Brief: Check every line for the word "Canadians" and state how many lines have it. Reply with the number alone.

Data extracted from a collection:

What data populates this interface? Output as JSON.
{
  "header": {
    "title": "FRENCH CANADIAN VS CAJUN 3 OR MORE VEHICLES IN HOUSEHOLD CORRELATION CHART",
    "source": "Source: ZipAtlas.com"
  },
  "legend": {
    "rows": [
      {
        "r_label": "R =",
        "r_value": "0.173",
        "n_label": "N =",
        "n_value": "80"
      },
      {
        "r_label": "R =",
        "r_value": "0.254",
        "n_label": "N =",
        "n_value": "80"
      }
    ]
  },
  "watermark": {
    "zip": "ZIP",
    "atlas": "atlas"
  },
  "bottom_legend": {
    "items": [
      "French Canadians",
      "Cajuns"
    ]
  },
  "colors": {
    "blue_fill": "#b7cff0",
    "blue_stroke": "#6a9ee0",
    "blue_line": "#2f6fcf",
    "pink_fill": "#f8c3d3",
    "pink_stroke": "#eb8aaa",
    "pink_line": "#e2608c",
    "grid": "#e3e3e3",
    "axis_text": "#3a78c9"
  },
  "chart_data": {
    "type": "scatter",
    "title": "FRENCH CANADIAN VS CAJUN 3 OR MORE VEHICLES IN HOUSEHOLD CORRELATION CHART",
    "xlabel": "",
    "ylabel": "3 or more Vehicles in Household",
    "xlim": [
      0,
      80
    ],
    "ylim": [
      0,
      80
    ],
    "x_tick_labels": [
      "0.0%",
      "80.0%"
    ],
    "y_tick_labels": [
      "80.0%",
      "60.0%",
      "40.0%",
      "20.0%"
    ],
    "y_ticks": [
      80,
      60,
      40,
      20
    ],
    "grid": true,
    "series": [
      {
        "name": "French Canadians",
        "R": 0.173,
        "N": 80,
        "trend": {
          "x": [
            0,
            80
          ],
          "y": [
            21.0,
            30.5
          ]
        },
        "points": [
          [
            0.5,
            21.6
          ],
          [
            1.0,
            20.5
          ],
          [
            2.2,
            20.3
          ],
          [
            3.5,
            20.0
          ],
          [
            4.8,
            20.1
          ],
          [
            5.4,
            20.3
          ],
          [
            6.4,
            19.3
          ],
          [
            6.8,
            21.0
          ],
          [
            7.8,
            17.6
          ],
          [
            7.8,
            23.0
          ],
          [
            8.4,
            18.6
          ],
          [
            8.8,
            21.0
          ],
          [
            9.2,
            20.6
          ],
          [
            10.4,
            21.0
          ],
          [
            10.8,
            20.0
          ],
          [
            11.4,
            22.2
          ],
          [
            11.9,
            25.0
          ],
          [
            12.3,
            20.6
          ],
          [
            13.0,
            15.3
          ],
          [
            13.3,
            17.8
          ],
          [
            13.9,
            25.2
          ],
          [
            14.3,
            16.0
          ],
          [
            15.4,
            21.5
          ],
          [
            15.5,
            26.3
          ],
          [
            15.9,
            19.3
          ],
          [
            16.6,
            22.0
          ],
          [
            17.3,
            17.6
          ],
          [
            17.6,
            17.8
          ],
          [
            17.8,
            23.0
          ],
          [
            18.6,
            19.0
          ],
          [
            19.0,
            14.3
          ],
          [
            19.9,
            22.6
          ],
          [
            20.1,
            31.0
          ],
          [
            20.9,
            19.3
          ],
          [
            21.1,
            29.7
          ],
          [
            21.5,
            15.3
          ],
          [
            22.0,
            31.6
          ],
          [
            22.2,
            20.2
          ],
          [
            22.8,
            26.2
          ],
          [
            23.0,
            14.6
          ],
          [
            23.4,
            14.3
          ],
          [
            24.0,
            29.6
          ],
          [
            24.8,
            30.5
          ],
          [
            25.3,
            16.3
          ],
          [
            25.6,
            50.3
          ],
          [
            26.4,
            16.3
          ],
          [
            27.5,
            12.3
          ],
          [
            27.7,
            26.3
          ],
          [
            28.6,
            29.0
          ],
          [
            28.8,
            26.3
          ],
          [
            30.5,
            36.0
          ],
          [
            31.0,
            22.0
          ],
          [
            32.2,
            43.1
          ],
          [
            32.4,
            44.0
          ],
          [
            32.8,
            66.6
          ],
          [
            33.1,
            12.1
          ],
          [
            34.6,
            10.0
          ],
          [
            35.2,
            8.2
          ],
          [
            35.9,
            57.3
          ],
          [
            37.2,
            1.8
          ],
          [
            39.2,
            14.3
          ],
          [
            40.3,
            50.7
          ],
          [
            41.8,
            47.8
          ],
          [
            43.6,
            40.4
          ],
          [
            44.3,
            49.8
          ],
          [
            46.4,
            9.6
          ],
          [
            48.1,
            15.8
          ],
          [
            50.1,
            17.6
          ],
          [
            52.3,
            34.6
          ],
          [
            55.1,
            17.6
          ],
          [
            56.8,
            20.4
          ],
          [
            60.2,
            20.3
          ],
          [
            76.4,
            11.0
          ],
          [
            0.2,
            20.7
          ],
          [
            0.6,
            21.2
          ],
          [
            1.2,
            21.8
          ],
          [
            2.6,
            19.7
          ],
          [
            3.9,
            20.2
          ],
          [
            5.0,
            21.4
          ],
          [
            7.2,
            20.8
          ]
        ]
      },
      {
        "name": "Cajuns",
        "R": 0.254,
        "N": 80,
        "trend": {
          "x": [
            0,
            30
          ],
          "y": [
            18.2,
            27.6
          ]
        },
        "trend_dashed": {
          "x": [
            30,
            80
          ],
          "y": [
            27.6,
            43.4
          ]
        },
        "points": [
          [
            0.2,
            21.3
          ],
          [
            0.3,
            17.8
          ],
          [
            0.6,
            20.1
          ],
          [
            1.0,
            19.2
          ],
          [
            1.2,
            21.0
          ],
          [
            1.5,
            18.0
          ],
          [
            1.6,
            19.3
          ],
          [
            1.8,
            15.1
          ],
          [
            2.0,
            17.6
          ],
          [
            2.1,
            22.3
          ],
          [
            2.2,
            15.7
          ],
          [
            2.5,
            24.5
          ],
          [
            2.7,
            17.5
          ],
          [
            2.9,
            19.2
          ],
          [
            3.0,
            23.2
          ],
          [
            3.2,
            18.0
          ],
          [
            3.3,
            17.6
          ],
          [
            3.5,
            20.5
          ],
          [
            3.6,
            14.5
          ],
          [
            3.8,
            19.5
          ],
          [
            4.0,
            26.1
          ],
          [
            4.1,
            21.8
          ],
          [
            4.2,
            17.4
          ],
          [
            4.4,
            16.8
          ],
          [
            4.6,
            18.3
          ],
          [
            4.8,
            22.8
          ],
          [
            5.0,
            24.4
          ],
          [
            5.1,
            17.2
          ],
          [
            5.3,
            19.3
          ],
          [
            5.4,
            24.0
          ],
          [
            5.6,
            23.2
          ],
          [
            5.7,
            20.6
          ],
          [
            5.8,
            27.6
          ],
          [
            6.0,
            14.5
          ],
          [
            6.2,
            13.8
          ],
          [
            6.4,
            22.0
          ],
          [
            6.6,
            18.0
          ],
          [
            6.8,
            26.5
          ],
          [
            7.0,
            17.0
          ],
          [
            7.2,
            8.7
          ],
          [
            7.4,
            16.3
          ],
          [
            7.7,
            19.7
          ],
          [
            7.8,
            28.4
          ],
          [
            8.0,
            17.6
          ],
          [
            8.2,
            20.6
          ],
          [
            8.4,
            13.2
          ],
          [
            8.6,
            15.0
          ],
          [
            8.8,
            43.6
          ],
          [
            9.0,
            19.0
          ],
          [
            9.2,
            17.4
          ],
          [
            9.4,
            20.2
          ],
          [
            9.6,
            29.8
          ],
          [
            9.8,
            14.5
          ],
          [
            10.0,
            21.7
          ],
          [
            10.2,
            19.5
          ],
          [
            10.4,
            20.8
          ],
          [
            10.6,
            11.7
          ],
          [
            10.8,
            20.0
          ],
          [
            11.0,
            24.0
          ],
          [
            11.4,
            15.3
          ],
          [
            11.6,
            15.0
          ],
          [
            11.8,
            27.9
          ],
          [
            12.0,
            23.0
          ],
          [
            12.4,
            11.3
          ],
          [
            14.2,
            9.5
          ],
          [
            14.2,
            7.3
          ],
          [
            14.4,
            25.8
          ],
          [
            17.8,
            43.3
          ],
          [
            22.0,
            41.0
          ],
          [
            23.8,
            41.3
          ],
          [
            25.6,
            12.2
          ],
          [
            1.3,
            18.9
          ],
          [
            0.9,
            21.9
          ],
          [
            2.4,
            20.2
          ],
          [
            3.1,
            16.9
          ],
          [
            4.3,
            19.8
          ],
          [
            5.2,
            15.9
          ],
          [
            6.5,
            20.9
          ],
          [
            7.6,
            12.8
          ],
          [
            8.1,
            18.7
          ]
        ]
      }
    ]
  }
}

Output for this exercise: 2